» **DO THIS**: Pull each line holding "JSON" out of the entries below.

» **MATERIAL FOR THIS EXERCISE**:
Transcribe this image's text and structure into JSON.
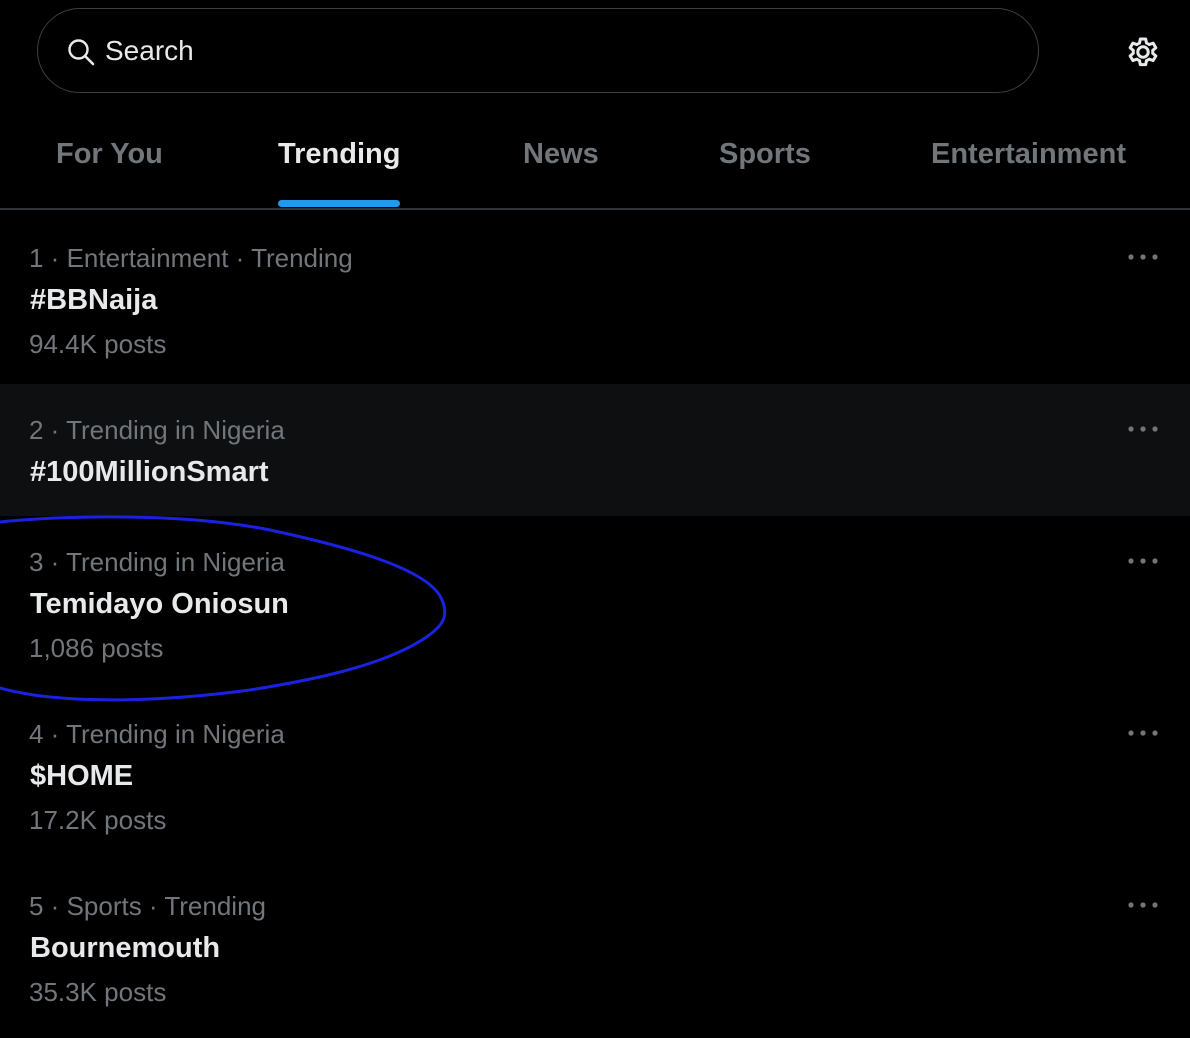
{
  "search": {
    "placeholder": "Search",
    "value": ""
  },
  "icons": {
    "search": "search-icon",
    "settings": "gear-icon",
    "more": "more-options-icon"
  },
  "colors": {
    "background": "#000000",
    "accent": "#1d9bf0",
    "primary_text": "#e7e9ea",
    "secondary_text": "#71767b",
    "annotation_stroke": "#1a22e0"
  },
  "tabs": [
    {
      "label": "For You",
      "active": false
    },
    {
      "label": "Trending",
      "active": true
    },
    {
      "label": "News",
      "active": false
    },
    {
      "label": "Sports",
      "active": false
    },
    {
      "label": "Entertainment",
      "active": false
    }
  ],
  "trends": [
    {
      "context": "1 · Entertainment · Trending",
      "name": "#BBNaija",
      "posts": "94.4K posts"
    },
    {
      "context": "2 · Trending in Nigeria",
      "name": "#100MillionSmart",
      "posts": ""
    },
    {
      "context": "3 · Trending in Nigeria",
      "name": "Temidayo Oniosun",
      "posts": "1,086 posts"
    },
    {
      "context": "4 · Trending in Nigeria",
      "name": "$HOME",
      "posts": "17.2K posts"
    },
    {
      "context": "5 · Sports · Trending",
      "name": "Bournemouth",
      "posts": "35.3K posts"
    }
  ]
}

==

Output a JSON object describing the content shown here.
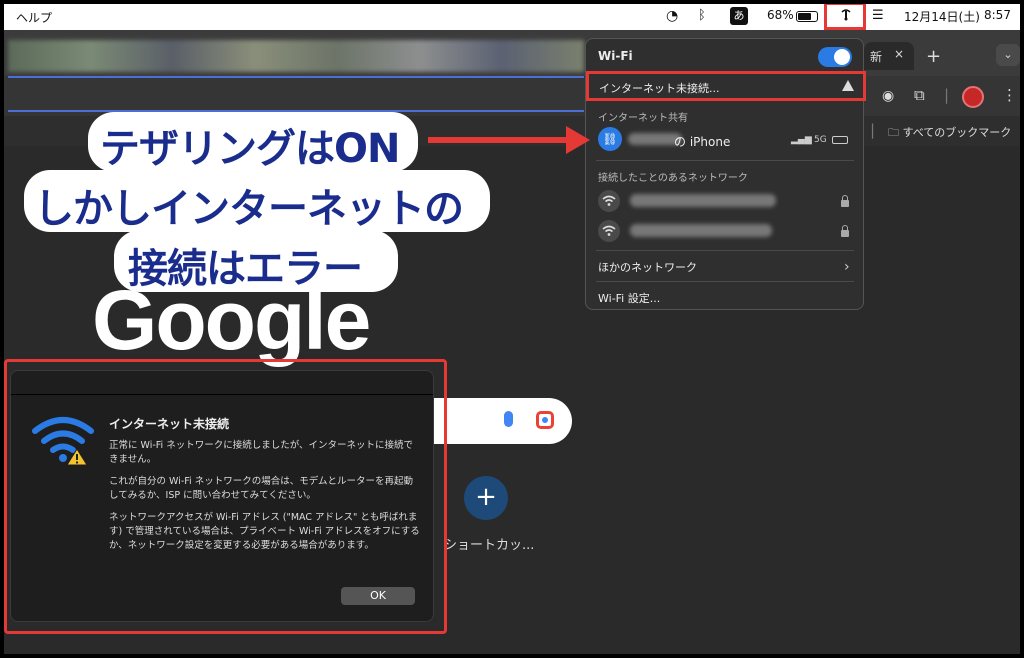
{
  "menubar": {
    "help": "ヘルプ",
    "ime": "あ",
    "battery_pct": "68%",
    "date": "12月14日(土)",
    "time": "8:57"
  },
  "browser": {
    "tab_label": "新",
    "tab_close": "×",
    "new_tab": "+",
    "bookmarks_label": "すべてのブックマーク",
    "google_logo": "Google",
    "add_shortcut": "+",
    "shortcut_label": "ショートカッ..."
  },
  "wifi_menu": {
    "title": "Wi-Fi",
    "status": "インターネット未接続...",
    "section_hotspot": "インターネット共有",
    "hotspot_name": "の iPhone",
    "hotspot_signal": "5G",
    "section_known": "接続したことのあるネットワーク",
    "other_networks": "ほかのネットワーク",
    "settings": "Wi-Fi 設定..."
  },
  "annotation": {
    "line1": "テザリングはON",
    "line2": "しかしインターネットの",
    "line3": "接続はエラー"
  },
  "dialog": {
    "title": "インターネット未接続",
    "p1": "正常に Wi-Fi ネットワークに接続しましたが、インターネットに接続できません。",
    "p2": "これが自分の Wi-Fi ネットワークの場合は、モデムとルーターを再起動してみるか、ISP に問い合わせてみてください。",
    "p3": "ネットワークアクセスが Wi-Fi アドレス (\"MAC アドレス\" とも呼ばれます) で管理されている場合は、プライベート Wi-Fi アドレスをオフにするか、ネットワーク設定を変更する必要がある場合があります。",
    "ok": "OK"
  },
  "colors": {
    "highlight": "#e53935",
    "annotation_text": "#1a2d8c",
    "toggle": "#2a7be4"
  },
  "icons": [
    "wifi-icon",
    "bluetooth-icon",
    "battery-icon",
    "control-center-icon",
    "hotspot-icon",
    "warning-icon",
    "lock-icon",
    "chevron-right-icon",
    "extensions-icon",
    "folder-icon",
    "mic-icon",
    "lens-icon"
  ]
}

» **EXERCISE OUTPUT**:
Transcribe this image's text and structure into JSON.
Output a JSON object describing the content shown here.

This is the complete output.